+++ SELECTION

Shares of Black-owned banks skyrocketed on Tuesday after Netflix announced that it will shift 2 percent of its cash holdings — initially $100 million — into banks and lending institutions that directly support low- and moderate-income Black communities.
“Systemic racism in America has sustained a centuries-long financial gap between Black and White families,” the online streaming giant said in a prepared statement. “As part of our commitment to racial equity, we are turning understanding into action.”
Netflix said it plans to redirect some of its cash from “the major banks, where big multinational companies including ours keep most of their money,” into these communities.
Doing so can make a meaningful difference, helping more families buy their first home or save for college, and more small businesses get started or grow, Netflix said.
Banks that are Black-owned or Black-led represent 1 percent of U.S. commercial banking assets, according to the Federal Deposit Insurance Corporation (FDIC).

++++++
+++ RECORDED DATA

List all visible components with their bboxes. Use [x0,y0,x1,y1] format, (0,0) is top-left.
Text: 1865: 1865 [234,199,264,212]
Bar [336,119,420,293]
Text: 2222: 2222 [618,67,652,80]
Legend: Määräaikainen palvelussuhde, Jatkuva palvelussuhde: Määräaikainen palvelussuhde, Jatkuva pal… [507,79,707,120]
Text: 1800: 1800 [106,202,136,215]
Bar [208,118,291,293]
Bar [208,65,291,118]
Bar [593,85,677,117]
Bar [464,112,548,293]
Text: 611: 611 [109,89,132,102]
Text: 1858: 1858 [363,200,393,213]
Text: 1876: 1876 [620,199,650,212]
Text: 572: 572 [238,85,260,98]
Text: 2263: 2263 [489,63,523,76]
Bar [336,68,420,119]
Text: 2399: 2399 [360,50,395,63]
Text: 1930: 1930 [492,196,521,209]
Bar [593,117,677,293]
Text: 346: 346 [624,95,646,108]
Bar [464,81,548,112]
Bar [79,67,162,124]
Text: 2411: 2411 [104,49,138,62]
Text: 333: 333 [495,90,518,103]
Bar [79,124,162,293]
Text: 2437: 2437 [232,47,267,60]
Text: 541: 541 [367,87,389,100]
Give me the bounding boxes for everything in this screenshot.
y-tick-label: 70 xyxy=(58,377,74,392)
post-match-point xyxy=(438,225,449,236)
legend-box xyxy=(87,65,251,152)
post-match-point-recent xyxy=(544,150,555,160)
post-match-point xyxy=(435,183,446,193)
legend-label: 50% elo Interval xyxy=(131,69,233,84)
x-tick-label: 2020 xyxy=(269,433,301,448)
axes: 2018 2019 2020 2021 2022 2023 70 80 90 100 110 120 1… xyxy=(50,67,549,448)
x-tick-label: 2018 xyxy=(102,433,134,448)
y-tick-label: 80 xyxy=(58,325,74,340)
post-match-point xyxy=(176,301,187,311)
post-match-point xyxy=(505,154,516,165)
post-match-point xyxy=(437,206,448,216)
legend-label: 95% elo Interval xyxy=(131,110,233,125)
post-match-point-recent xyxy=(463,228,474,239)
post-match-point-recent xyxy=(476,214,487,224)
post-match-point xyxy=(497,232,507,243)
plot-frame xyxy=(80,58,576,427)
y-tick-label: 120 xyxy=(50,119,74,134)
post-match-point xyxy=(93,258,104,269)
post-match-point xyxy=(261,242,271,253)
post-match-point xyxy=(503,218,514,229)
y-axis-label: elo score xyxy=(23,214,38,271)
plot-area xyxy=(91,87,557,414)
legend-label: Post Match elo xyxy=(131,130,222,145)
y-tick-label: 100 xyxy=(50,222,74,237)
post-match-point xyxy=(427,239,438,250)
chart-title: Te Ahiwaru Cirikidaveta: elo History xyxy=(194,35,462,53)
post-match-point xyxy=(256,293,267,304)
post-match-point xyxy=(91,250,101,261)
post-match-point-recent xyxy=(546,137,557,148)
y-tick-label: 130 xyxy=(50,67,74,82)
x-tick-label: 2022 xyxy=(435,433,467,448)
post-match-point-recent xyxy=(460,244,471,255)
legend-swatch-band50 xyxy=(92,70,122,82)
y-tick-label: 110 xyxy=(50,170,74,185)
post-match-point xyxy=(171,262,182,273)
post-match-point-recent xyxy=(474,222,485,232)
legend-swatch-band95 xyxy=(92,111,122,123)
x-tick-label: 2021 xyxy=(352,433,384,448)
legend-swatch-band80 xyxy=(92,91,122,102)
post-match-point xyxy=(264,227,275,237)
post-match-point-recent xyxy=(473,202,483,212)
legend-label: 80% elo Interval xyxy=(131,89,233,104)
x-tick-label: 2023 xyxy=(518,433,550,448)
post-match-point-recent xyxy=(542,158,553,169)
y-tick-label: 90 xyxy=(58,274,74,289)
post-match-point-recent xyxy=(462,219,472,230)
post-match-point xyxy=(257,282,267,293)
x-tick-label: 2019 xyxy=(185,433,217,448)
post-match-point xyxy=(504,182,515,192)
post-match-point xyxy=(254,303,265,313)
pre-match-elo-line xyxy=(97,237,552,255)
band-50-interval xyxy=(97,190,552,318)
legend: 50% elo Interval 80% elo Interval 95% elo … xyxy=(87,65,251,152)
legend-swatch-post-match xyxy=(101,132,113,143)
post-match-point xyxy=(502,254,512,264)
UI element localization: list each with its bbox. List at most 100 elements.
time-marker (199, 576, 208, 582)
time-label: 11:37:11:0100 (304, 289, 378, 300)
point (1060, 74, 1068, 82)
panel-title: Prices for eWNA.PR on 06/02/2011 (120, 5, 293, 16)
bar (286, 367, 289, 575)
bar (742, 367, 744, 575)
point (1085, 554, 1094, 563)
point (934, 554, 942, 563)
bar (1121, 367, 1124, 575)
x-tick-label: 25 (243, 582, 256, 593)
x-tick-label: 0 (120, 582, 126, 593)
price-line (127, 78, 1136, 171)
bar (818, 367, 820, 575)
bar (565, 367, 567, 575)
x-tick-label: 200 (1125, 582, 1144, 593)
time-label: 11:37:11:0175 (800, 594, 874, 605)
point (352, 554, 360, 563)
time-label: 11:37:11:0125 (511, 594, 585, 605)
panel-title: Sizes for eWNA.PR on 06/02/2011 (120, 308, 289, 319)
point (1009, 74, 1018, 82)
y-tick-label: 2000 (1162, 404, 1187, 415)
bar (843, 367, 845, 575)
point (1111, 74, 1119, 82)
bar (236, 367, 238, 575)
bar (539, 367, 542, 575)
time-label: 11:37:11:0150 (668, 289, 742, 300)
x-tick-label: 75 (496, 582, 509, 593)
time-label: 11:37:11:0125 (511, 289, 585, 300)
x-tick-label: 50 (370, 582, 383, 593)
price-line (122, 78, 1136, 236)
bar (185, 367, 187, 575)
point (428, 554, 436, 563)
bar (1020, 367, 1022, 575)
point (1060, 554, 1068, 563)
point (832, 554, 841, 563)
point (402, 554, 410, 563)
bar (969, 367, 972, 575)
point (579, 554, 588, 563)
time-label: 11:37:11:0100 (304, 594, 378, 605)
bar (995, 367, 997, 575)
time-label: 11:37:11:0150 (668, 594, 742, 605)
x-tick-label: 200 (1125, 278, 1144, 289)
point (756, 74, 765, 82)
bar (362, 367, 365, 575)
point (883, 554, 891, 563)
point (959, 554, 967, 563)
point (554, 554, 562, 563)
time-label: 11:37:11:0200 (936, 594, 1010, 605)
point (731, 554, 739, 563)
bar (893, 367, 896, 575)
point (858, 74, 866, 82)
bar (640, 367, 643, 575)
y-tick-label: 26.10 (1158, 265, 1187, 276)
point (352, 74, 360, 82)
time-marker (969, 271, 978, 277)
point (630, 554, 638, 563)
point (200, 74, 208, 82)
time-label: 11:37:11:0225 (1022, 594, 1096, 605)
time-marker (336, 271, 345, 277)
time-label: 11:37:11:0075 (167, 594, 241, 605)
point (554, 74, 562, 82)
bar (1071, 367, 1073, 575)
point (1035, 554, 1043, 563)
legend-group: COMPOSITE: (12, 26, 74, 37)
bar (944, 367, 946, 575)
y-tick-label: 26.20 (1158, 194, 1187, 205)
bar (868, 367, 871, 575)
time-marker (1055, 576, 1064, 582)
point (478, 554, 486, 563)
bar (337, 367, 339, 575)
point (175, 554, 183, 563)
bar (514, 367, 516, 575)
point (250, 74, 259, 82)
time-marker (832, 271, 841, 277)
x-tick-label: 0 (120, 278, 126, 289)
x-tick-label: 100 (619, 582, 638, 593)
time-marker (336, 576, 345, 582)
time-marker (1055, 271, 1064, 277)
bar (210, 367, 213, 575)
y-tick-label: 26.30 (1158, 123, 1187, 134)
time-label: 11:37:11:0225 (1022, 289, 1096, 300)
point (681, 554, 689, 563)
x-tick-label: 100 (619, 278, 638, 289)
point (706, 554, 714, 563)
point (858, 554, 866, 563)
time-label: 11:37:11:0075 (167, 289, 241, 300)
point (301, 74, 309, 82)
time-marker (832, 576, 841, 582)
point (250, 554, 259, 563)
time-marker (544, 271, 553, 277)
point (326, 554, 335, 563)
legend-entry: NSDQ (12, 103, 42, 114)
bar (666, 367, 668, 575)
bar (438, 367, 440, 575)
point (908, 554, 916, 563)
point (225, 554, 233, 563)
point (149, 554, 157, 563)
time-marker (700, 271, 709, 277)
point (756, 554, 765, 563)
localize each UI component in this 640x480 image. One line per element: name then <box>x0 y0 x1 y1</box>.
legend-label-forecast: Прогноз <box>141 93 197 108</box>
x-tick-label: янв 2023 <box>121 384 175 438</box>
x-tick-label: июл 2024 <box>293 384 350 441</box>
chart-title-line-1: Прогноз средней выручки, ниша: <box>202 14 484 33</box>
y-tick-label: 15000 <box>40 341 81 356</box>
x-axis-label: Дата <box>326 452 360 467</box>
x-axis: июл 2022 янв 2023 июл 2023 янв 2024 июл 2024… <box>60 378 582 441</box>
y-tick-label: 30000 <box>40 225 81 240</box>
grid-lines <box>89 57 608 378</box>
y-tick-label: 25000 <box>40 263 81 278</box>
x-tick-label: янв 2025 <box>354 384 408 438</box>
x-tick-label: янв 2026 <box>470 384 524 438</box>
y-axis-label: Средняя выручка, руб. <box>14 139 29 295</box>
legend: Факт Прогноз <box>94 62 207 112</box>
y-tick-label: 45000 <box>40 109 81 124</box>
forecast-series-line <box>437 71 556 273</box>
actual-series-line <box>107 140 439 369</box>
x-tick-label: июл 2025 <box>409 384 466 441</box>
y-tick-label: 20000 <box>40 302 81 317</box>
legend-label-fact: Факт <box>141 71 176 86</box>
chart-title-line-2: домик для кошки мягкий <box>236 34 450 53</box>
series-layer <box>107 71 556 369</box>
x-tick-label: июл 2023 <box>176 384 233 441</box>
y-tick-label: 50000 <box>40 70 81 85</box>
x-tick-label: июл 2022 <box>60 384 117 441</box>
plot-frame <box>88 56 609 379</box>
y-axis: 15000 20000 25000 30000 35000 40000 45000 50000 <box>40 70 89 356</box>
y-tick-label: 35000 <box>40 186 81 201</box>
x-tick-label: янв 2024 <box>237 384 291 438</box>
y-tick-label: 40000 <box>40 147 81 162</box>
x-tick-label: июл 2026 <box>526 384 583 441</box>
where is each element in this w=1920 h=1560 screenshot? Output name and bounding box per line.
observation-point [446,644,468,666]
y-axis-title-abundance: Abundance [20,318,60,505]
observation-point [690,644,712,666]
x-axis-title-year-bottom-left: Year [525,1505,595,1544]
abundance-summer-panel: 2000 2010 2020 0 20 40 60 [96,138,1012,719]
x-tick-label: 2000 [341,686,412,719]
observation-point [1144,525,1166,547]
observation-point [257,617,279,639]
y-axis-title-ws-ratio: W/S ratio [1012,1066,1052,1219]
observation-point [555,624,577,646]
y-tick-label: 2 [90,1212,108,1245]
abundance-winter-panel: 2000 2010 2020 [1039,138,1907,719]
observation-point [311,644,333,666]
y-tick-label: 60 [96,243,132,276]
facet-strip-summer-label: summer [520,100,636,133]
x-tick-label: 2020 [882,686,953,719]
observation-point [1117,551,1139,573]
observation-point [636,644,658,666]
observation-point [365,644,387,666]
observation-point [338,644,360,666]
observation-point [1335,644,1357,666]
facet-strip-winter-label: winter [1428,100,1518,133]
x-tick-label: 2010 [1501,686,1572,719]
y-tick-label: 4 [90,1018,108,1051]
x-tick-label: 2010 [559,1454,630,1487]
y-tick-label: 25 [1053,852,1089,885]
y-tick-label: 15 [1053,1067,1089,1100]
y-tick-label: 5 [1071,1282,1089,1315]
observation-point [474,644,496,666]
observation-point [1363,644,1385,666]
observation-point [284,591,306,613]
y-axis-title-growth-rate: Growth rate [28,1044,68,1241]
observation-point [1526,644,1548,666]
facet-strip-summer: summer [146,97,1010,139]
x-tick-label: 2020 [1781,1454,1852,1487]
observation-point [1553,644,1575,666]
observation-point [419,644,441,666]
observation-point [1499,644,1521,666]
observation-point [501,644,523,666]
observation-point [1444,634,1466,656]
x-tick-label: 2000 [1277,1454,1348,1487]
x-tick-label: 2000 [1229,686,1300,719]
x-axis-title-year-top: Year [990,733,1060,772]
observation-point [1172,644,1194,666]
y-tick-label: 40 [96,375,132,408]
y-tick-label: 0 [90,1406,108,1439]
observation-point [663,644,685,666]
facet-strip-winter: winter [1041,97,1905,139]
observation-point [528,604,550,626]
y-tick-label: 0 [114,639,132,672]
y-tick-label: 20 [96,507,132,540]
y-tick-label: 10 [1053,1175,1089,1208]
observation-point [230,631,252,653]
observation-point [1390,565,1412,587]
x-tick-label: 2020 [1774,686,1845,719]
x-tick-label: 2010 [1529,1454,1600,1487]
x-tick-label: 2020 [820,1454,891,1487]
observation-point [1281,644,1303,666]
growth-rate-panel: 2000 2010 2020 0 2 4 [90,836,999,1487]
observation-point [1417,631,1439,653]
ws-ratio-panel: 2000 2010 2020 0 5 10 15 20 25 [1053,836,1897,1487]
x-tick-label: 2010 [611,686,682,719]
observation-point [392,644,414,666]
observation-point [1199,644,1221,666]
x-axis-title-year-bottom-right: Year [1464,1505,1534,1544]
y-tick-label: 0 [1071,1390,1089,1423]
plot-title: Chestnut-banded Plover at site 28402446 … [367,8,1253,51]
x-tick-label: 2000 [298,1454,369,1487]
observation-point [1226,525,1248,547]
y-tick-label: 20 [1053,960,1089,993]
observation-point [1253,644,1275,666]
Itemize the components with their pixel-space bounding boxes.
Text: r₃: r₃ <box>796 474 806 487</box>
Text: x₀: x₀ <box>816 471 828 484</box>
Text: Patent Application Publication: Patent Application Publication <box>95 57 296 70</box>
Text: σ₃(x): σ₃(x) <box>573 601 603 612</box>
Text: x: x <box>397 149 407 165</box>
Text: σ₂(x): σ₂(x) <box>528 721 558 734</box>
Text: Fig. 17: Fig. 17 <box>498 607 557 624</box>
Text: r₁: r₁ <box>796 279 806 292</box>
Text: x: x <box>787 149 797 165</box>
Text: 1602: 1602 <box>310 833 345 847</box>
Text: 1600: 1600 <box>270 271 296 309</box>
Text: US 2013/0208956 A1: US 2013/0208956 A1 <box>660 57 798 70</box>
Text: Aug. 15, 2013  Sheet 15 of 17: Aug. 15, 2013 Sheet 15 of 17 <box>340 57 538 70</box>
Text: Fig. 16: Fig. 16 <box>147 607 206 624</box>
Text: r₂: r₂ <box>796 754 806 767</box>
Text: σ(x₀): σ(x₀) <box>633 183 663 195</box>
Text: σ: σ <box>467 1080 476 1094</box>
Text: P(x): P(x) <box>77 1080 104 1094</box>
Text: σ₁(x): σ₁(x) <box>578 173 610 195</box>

++++++

### WHAT IS NEEDED
Rewrite the passage on Netflix moving cash into Black-owned banks from "Netflix said it" up to and including "Insurance Corporation (FDIC).", changing "small businesses" to "local businesses". The rows are separate material and are not connected to the passage on Netflix moving cash into Black-owned banks.

### EXERCISE ANSWER
Netflix said it plans to redirect some of its cash from “the major banks, where big multinational companies including ours keep most of their money,” into these communities.
Doing so can make a meaningful difference, helping more families buy their first home or save for college, and more local businesses get started or grow, Netflix said.
Banks that are Black-owned or Black-led represent 1 percent of U.S. commercial banking assets, according to the Federal Deposit Insurance Corporation (FDIC).